[Recorded data]
******************************
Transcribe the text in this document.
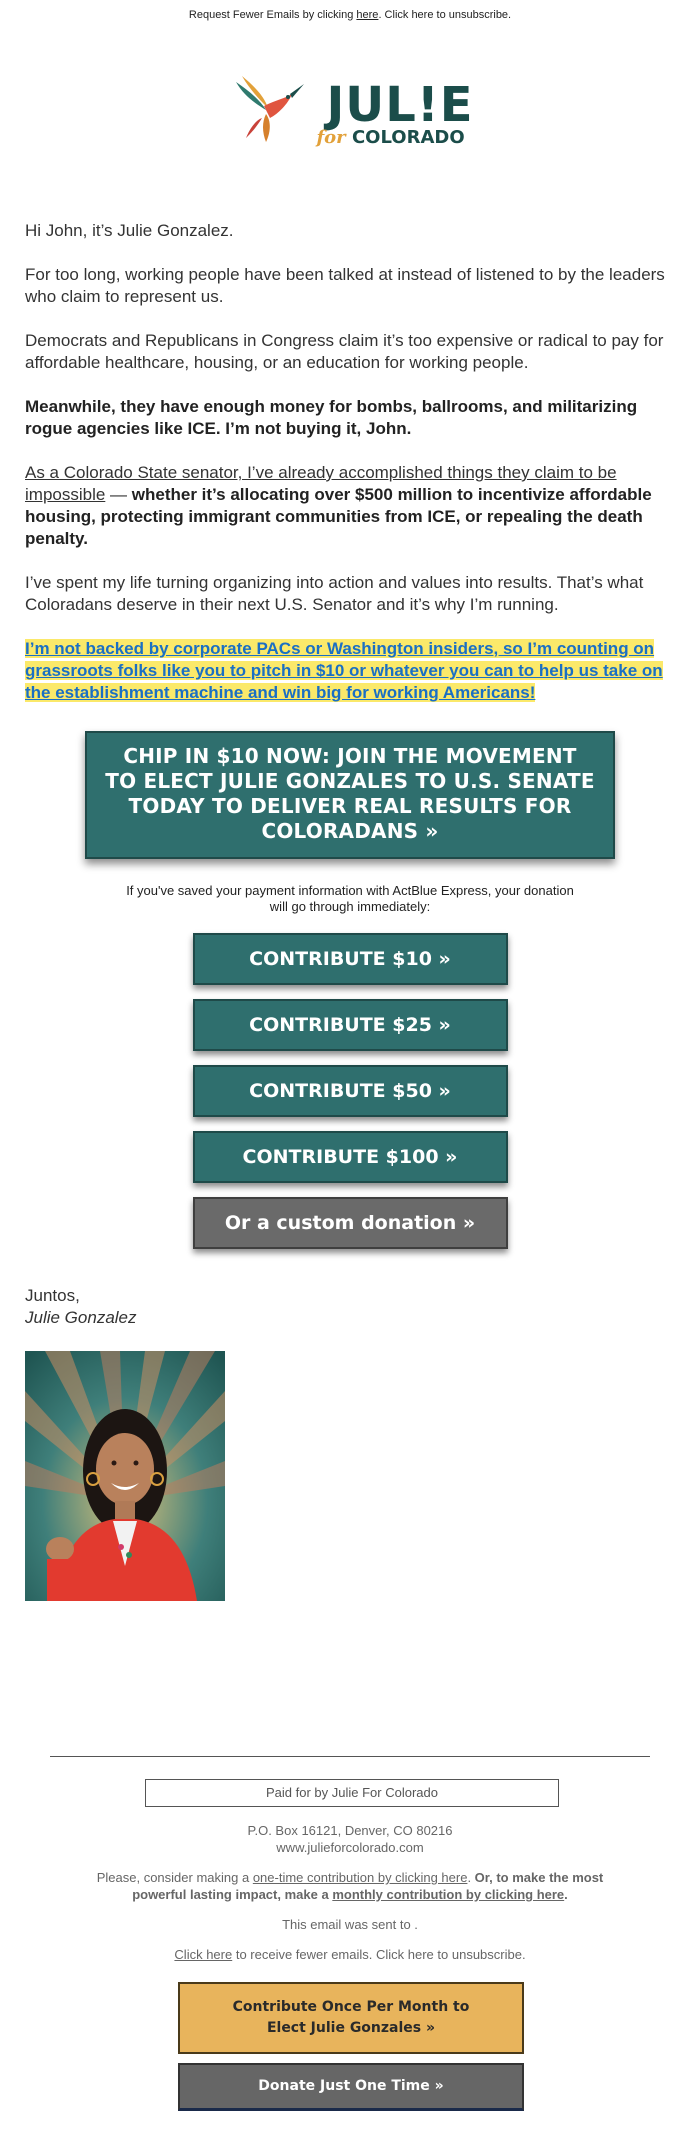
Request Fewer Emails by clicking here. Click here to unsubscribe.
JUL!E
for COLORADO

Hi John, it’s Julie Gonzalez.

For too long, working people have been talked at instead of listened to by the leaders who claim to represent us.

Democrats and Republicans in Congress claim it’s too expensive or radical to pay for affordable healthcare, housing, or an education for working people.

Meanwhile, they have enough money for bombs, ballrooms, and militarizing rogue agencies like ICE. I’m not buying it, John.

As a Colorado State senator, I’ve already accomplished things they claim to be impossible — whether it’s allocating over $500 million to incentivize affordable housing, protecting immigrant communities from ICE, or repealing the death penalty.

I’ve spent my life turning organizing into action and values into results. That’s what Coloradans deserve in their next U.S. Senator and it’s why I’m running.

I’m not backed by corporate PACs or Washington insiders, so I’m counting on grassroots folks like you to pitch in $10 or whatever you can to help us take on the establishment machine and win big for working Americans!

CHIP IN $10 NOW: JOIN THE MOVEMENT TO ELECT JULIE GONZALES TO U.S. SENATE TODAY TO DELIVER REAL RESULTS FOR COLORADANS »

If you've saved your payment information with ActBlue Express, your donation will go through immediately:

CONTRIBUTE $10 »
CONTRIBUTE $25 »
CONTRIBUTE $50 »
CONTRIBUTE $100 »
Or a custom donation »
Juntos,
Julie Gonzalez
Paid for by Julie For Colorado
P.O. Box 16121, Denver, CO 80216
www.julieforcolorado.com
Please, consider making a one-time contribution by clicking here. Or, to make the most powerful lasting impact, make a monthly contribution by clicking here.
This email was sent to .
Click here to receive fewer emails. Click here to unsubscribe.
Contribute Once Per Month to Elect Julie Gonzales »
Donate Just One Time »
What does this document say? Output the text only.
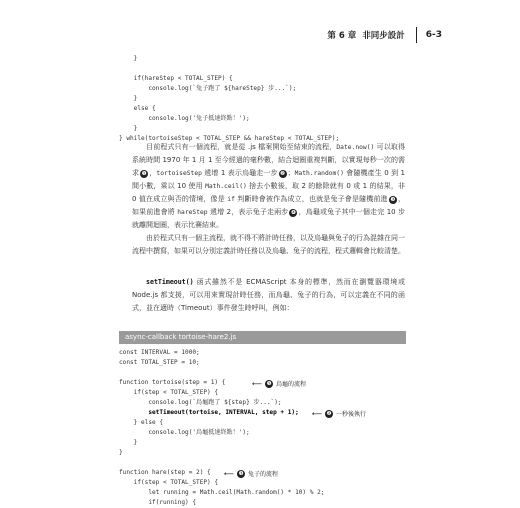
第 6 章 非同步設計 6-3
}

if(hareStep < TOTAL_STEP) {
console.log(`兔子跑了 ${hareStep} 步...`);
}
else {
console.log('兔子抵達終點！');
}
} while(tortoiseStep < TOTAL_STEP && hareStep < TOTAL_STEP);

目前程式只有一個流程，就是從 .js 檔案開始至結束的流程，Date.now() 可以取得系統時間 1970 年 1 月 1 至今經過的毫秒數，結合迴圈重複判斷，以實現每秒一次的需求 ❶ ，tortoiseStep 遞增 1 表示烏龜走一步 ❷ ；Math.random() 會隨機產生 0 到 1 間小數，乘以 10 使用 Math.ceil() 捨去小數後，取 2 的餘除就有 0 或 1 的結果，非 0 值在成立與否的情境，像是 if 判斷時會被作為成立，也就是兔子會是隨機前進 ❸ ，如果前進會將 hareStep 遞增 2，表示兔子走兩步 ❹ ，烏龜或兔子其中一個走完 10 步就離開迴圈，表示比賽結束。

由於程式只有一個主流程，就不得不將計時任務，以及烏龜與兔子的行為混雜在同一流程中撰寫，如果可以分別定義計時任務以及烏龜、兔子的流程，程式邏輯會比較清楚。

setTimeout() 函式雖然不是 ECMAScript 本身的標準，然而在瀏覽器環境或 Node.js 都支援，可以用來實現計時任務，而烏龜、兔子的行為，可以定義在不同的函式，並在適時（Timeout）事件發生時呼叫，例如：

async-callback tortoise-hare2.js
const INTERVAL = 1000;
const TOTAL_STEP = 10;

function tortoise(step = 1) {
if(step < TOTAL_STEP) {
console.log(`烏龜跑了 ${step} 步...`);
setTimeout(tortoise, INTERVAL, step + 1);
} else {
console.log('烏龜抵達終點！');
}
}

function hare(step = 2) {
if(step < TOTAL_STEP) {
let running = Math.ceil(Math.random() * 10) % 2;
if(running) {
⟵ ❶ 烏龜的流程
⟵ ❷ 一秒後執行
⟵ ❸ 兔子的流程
******************************
- What you have to do -
Return the material word for word. Pictures are not part of the copy.

- Task solution -
Transcribe the text in this document.
Request Fewer Emails by clicking here. Click here to unsubscribe.
JUL!E
for COLORADO

Hi John, it’s Julie Gonzalez.

For too long, working people have been talked at instead of listened to by the leaders who claim to represent us.

Democrats and Republicans in Congress claim it’s too expensive or radical to pay for affordable healthcare, housing, or an education for working people.

Meanwhile, they have enough money for bombs, ballrooms, and militarizing rogue agencies like ICE. I’m not buying it, John.

As a Colorado State senator, I’ve already accomplished things they claim to be impossible — whether it’s allocating over $500 million to incentivize affordable housing, protecting immigrant communities from ICE, or repealing the death penalty.

I’ve spent my life turning organizing into action and values into results. That’s what Coloradans deserve in their next U.S. Senator and it’s why I’m running.

I’m not backed by corporate PACs or Washington insiders, so I’m counting on grassroots folks like you to pitch in $10 or whatever you can to help us take on the establishment machine and win big for working Americans!

CHIP IN $10 NOW: JOIN THE MOVEMENT TO ELECT JULIE GONZALES TO U.S. SENATE TODAY TO DELIVER REAL RESULTS FOR COLORADANS »

If you've saved your payment information with ActBlue Express, your donation will go through immediately:

CONTRIBUTE $10 »
CONTRIBUTE $25 »
CONTRIBUTE $50 »
CONTRIBUTE $100 »
Or a custom donation »
Juntos,
Julie Gonzalez
Paid for by Julie For Colorado
P.O. Box 16121, Denver, CO 80216
www.julieforcolorado.com
Please, consider making a one-time contribution by clicking here. Or, to make the most powerful lasting impact, make a monthly contribution by clicking here.
This email was sent to .
Click here to receive fewer emails. Click here to unsubscribe.
Contribute Once Per Month to Elect Julie Gonzales »
Donate Just One Time »
What does this document say? Output the text only.
第 6 章 非同步設計 6-3
}

if(hareStep < TOTAL_STEP) {
console.log(`兔子跑了 ${hareStep} 步...`);
}
else {
console.log('兔子抵達終點！');
}
} while(tortoiseStep < TOTAL_STEP && hareStep < TOTAL_STEP);

目前程式只有一個流程，就是從 .js 檔案開始至結束的流程，Date.now() 可以取得系統時間 1970 年 1 月 1 至今經過的毫秒數，結合迴圈重複判斷，以實現每秒一次的需求 ❶ ，tortoiseStep 遞增 1 表示烏龜走一步 ❷ ；Math.random() 會隨機產生 0 到 1 間小數，乘以 10 使用 Math.ceil() 捨去小數後，取 2 的餘除就有 0 或 1 的結果，非 0 值在成立與否的情境，像是 if 判斷時會被作為成立，也就是兔子會是隨機前進 ❸ ，如果前進會將 hareStep 遞增 2，表示兔子走兩步 ❹ ，烏龜或兔子其中一個走完 10 步就離開迴圈，表示比賽結束。

由於程式只有一個主流程，就不得不將計時任務，以及烏龜與兔子的行為混雜在同一流程中撰寫，如果可以分別定義計時任務以及烏龜、兔子的流程，程式邏輯會比較清楚。

setTimeout() 函式雖然不是 ECMAScript 本身的標準，然而在瀏覽器環境或 Node.js 都支援，可以用來實現計時任務，而烏龜、兔子的行為，可以定義在不同的函式，並在適時（Timeout）事件發生時呼叫，例如：

async-callback tortoise-hare2.js
const INTERVAL = 1000;
const TOTAL_STEP = 10;

function tortoise(step = 1) {
if(step < TOTAL_STEP) {
console.log(`烏龜跑了 ${step} 步...`);
setTimeout(tortoise, INTERVAL, step + 1);
} else {
console.log('烏龜抵達終點！');
}
}

function hare(step = 2) {
if(step < TOTAL_STEP) {
let running = Math.ceil(Math.random() * 10) % 2;
if(running) {
⟵ ❶ 烏龜的流程
⟵ ❷ 一秒後執行
⟵ ❸ 兔子的流程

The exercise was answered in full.